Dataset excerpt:
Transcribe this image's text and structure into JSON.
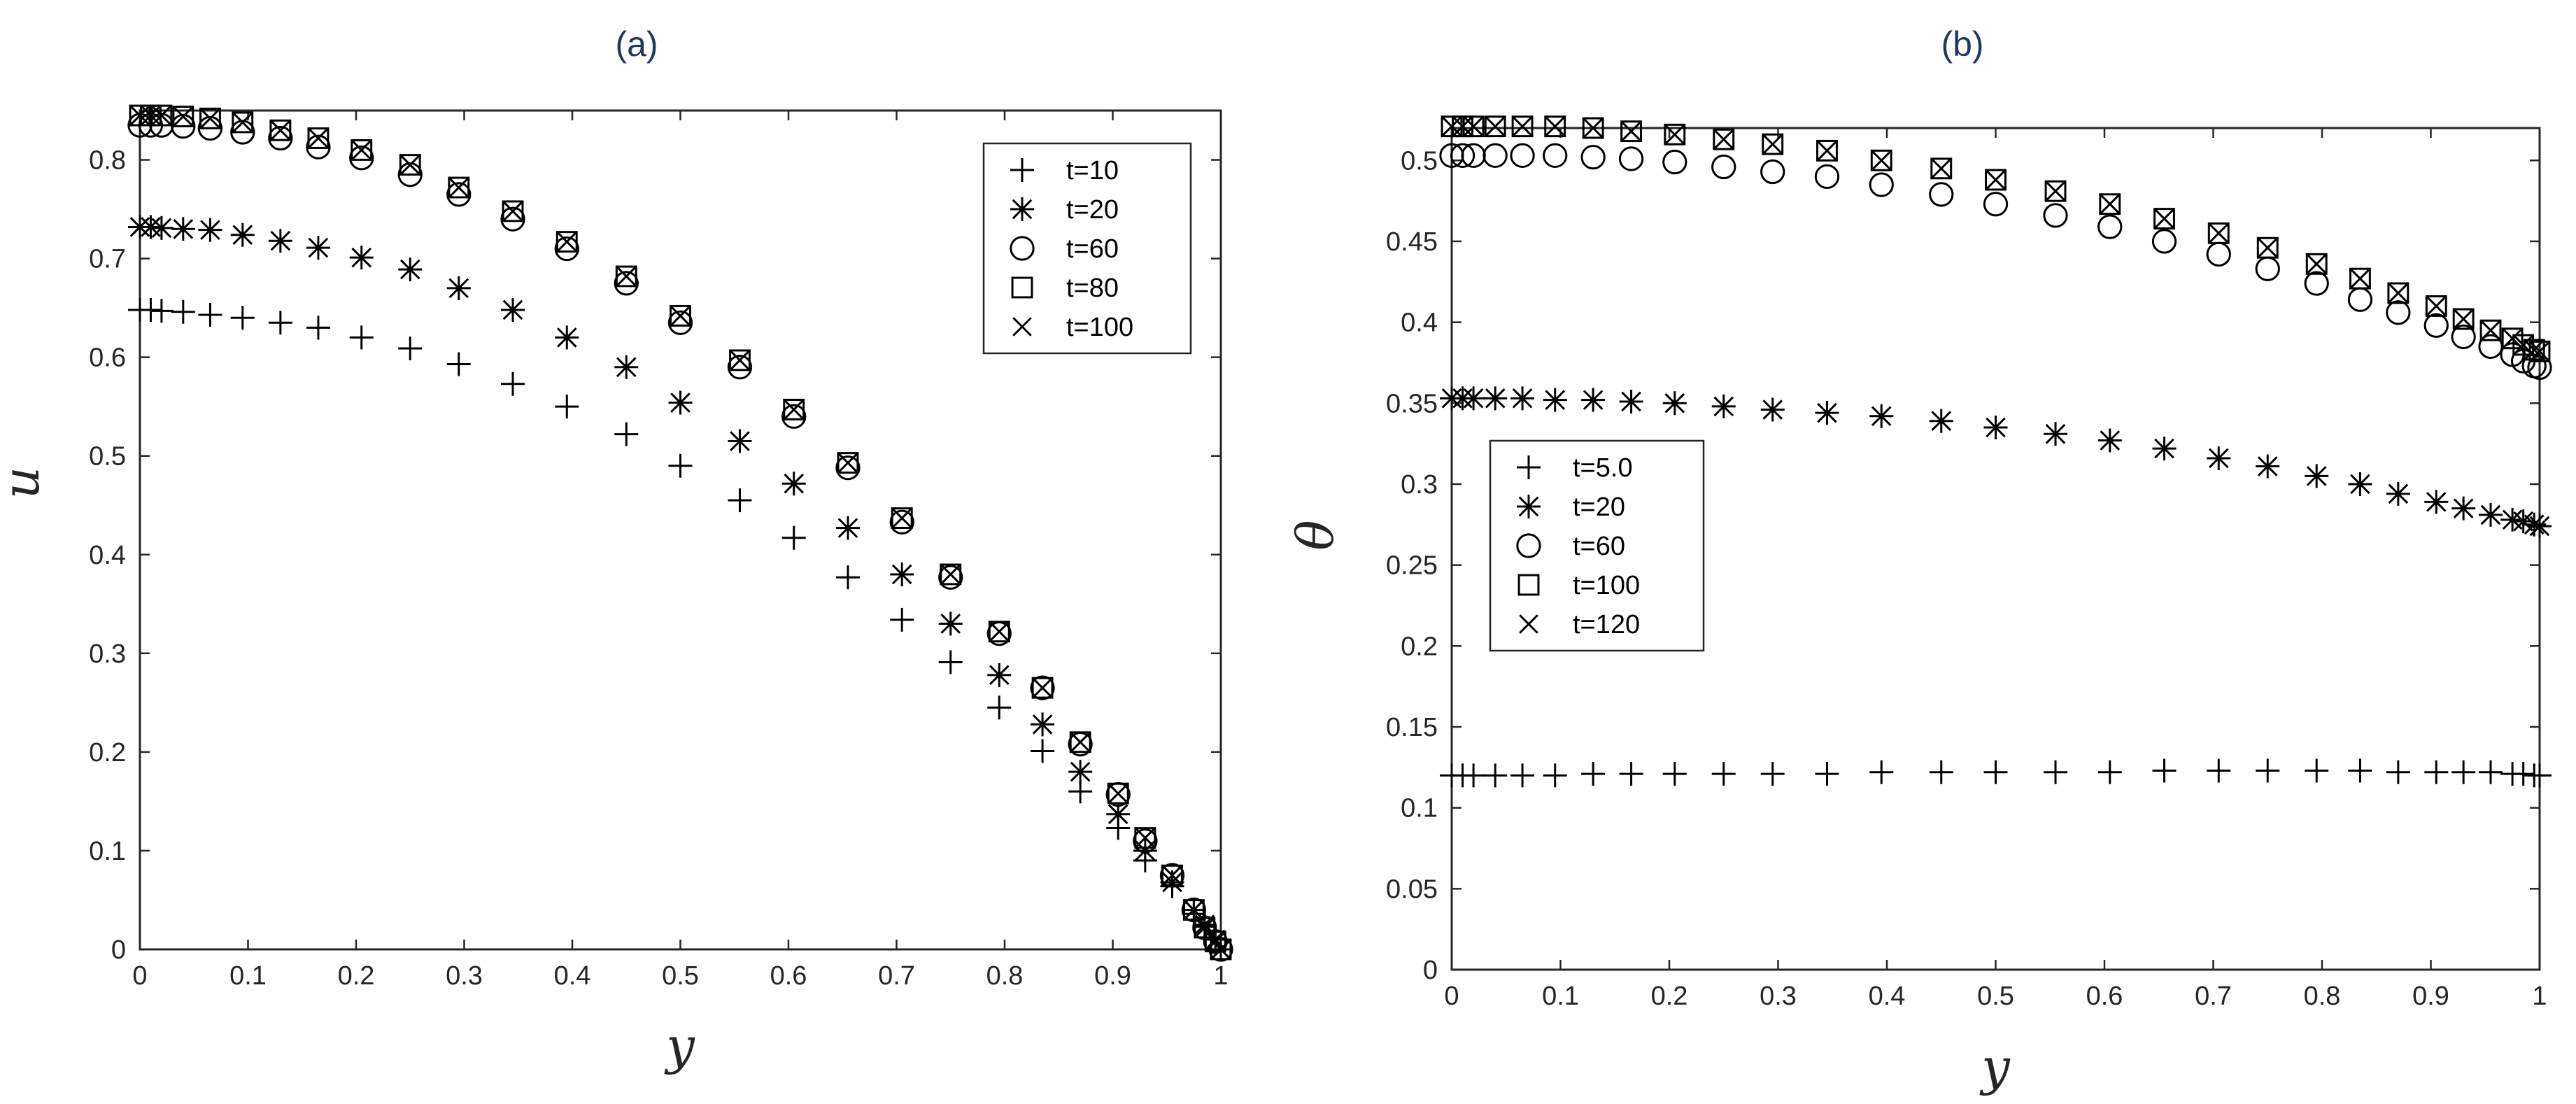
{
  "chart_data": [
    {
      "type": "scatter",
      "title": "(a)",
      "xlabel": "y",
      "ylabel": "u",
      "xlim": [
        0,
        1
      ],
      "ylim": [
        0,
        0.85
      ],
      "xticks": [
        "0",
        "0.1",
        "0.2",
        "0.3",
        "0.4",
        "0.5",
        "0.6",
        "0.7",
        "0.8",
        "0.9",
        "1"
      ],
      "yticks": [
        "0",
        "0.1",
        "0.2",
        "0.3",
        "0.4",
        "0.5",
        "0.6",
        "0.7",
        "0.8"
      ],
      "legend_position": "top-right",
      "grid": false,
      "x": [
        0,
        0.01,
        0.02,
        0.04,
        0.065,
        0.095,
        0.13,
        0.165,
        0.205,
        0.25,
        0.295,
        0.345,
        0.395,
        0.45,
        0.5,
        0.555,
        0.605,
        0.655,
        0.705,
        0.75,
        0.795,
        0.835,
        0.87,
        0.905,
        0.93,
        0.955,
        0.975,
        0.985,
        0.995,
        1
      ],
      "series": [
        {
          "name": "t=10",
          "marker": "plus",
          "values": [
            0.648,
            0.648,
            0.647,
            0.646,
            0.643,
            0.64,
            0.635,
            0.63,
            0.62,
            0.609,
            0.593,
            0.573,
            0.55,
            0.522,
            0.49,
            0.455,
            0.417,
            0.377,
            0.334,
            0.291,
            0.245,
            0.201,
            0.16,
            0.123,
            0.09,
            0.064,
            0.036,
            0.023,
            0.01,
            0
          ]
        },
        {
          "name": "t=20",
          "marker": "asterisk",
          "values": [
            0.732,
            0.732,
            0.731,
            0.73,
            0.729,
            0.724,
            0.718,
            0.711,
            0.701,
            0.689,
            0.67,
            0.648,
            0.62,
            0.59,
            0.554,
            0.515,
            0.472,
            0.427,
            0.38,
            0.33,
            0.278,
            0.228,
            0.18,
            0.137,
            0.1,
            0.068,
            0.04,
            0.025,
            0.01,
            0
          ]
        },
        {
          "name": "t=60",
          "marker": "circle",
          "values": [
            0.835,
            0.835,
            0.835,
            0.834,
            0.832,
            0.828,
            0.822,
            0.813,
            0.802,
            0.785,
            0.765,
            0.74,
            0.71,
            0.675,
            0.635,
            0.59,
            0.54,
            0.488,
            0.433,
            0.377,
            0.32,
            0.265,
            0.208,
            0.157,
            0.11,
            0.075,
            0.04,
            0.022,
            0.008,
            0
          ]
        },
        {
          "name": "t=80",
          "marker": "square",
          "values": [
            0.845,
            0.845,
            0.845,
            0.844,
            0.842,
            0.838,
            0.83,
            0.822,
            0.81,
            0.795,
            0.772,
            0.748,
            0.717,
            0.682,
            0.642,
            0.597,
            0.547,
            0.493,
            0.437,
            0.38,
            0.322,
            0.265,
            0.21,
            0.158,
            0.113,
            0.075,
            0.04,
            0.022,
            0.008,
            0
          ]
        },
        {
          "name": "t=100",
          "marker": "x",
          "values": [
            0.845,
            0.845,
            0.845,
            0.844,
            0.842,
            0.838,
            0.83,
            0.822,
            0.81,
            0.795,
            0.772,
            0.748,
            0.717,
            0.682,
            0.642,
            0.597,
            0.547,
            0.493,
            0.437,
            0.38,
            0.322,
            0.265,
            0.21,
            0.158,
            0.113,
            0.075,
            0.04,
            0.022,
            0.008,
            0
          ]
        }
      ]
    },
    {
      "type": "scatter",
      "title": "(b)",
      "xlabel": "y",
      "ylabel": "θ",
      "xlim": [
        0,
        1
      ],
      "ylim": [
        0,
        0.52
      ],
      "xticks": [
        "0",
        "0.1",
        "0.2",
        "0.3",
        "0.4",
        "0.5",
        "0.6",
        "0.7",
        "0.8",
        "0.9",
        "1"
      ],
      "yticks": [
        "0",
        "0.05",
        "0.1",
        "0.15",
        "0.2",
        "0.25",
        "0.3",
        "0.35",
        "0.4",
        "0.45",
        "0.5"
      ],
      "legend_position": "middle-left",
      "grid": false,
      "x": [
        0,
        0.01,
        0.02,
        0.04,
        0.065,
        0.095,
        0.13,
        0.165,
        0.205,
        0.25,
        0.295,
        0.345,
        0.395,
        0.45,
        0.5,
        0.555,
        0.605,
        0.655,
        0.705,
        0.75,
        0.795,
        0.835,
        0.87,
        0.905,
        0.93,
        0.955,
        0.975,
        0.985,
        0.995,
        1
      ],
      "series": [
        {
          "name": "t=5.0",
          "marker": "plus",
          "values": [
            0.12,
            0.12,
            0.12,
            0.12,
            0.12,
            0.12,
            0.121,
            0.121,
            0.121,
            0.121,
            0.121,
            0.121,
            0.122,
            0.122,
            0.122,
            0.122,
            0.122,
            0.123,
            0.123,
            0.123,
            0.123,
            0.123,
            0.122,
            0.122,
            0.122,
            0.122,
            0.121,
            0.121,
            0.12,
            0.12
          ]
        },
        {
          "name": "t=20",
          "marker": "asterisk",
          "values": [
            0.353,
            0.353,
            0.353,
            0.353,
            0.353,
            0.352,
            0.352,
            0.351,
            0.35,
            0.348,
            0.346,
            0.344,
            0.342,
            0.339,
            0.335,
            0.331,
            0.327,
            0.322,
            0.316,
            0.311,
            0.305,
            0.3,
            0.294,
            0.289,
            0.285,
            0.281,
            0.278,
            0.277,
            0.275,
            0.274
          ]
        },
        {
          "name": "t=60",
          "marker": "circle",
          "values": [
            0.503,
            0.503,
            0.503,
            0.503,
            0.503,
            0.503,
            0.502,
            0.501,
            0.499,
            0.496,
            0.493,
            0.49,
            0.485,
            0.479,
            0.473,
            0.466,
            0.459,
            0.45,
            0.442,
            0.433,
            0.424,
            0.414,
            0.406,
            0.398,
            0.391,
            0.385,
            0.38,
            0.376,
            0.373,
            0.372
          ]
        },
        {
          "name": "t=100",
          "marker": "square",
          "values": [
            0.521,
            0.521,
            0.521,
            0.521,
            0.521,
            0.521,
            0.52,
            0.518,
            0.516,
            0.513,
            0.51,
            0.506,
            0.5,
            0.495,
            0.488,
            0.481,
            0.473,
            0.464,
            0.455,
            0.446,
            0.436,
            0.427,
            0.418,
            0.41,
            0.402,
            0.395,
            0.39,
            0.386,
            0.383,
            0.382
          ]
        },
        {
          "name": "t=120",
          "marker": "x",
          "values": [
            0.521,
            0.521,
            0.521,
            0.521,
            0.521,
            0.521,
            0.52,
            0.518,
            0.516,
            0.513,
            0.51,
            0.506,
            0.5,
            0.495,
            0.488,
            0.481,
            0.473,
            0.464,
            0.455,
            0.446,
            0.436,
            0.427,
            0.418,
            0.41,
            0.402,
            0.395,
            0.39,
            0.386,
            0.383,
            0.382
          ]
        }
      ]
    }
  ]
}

▸ **Written request**
Can you restate all the records above word for word while dropping the pictures?

▸ **Correct output**
Transcribe this image's text and structure into JSON.
{
  "chart_data": [
    {
      "type": "scatter",
      "title": "(a)",
      "xlabel": "y",
      "ylabel": "u",
      "xlim": [
        0,
        1
      ],
      "ylim": [
        0,
        0.85
      ],
      "xticks": [
        "0",
        "0.1",
        "0.2",
        "0.3",
        "0.4",
        "0.5",
        "0.6",
        "0.7",
        "0.8",
        "0.9",
        "1"
      ],
      "yticks": [
        "0",
        "0.1",
        "0.2",
        "0.3",
        "0.4",
        "0.5",
        "0.6",
        "0.7",
        "0.8"
      ],
      "legend_position": "top-right",
      "grid": false,
      "x": [
        0,
        0.01,
        0.02,
        0.04,
        0.065,
        0.095,
        0.13,
        0.165,
        0.205,
        0.25,
        0.295,
        0.345,
        0.395,
        0.45,
        0.5,
        0.555,
        0.605,
        0.655,
        0.705,
        0.75,
        0.795,
        0.835,
        0.87,
        0.905,
        0.93,
        0.955,
        0.975,
        0.985,
        0.995,
        1
      ],
      "series": [
        {
          "name": "t=10",
          "marker": "plus",
          "values": [
            0.648,
            0.648,
            0.647,
            0.646,
            0.643,
            0.64,
            0.635,
            0.63,
            0.62,
            0.609,
            0.593,
            0.573,
            0.55,
            0.522,
            0.49,
            0.455,
            0.417,
            0.377,
            0.334,
            0.291,
            0.245,
            0.201,
            0.16,
            0.123,
            0.09,
            0.064,
            0.036,
            0.023,
            0.01,
            0
          ]
        },
        {
          "name": "t=20",
          "marker": "asterisk",
          "values": [
            0.732,
            0.732,
            0.731,
            0.73,
            0.729,
            0.724,
            0.718,
            0.711,
            0.701,
            0.689,
            0.67,
            0.648,
            0.62,
            0.59,
            0.554,
            0.515,
            0.472,
            0.427,
            0.38,
            0.33,
            0.278,
            0.228,
            0.18,
            0.137,
            0.1,
            0.068,
            0.04,
            0.025,
            0.01,
            0
          ]
        },
        {
          "name": "t=60",
          "marker": "circle",
          "values": [
            0.835,
            0.835,
            0.835,
            0.834,
            0.832,
            0.828,
            0.822,
            0.813,
            0.802,
            0.785,
            0.765,
            0.74,
            0.71,
            0.675,
            0.635,
            0.59,
            0.54,
            0.488,
            0.433,
            0.377,
            0.32,
            0.265,
            0.208,
            0.157,
            0.11,
            0.075,
            0.04,
            0.022,
            0.008,
            0
          ]
        },
        {
          "name": "t=80",
          "marker": "square",
          "values": [
            0.845,
            0.845,
            0.845,
            0.844,
            0.842,
            0.838,
            0.83,
            0.822,
            0.81,
            0.795,
            0.772,
            0.748,
            0.717,
            0.682,
            0.642,
            0.597,
            0.547,
            0.493,
            0.437,
            0.38,
            0.322,
            0.265,
            0.21,
            0.158,
            0.113,
            0.075,
            0.04,
            0.022,
            0.008,
            0
          ]
        },
        {
          "name": "t=100",
          "marker": "x",
          "values": [
            0.845,
            0.845,
            0.845,
            0.844,
            0.842,
            0.838,
            0.83,
            0.822,
            0.81,
            0.795,
            0.772,
            0.748,
            0.717,
            0.682,
            0.642,
            0.597,
            0.547,
            0.493,
            0.437,
            0.38,
            0.322,
            0.265,
            0.21,
            0.158,
            0.113,
            0.075,
            0.04,
            0.022,
            0.008,
            0
          ]
        }
      ]
    },
    {
      "type": "scatter",
      "title": "(b)",
      "xlabel": "y",
      "ylabel": "θ",
      "xlim": [
        0,
        1
      ],
      "ylim": [
        0,
        0.52
      ],
      "xticks": [
        "0",
        "0.1",
        "0.2",
        "0.3",
        "0.4",
        "0.5",
        "0.6",
        "0.7",
        "0.8",
        "0.9",
        "1"
      ],
      "yticks": [
        "0",
        "0.05",
        "0.1",
        "0.15",
        "0.2",
        "0.25",
        "0.3",
        "0.35",
        "0.4",
        "0.45",
        "0.5"
      ],
      "legend_position": "middle-left",
      "grid": false,
      "x": [
        0,
        0.01,
        0.02,
        0.04,
        0.065,
        0.095,
        0.13,
        0.165,
        0.205,
        0.25,
        0.295,
        0.345,
        0.395,
        0.45,
        0.5,
        0.555,
        0.605,
        0.655,
        0.705,
        0.75,
        0.795,
        0.835,
        0.87,
        0.905,
        0.93,
        0.955,
        0.975,
        0.985,
        0.995,
        1
      ],
      "series": [
        {
          "name": "t=5.0",
          "marker": "plus",
          "values": [
            0.12,
            0.12,
            0.12,
            0.12,
            0.12,
            0.12,
            0.121,
            0.121,
            0.121,
            0.121,
            0.121,
            0.121,
            0.122,
            0.122,
            0.122,
            0.122,
            0.122,
            0.123,
            0.123,
            0.123,
            0.123,
            0.123,
            0.122,
            0.122,
            0.122,
            0.122,
            0.121,
            0.121,
            0.12,
            0.12
          ]
        },
        {
          "name": "t=20",
          "marker": "asterisk",
          "values": [
            0.353,
            0.353,
            0.353,
            0.353,
            0.353,
            0.352,
            0.352,
            0.351,
            0.35,
            0.348,
            0.346,
            0.344,
            0.342,
            0.339,
            0.335,
            0.331,
            0.327,
            0.322,
            0.316,
            0.311,
            0.305,
            0.3,
            0.294,
            0.289,
            0.285,
            0.281,
            0.278,
            0.277,
            0.275,
            0.274
          ]
        },
        {
          "name": "t=60",
          "marker": "circle",
          "values": [
            0.503,
            0.503,
            0.503,
            0.503,
            0.503,
            0.503,
            0.502,
            0.501,
            0.499,
            0.496,
            0.493,
            0.49,
            0.485,
            0.479,
            0.473,
            0.466,
            0.459,
            0.45,
            0.442,
            0.433,
            0.424,
            0.414,
            0.406,
            0.398,
            0.391,
            0.385,
            0.38,
            0.376,
            0.373,
            0.372
          ]
        },
        {
          "name": "t=100",
          "marker": "square",
          "values": [
            0.521,
            0.521,
            0.521,
            0.521,
            0.521,
            0.521,
            0.52,
            0.518,
            0.516,
            0.513,
            0.51,
            0.506,
            0.5,
            0.495,
            0.488,
            0.481,
            0.473,
            0.464,
            0.455,
            0.446,
            0.436,
            0.427,
            0.418,
            0.41,
            0.402,
            0.395,
            0.39,
            0.386,
            0.383,
            0.382
          ]
        },
        {
          "name": "t=120",
          "marker": "x",
          "values": [
            0.521,
            0.521,
            0.521,
            0.521,
            0.521,
            0.521,
            0.52,
            0.518,
            0.516,
            0.513,
            0.51,
            0.506,
            0.5,
            0.495,
            0.488,
            0.481,
            0.473,
            0.464,
            0.455,
            0.446,
            0.436,
            0.427,
            0.418,
            0.41,
            0.402,
            0.395,
            0.39,
            0.386,
            0.383,
            0.382
          ]
        }
      ]
    }
  ]
}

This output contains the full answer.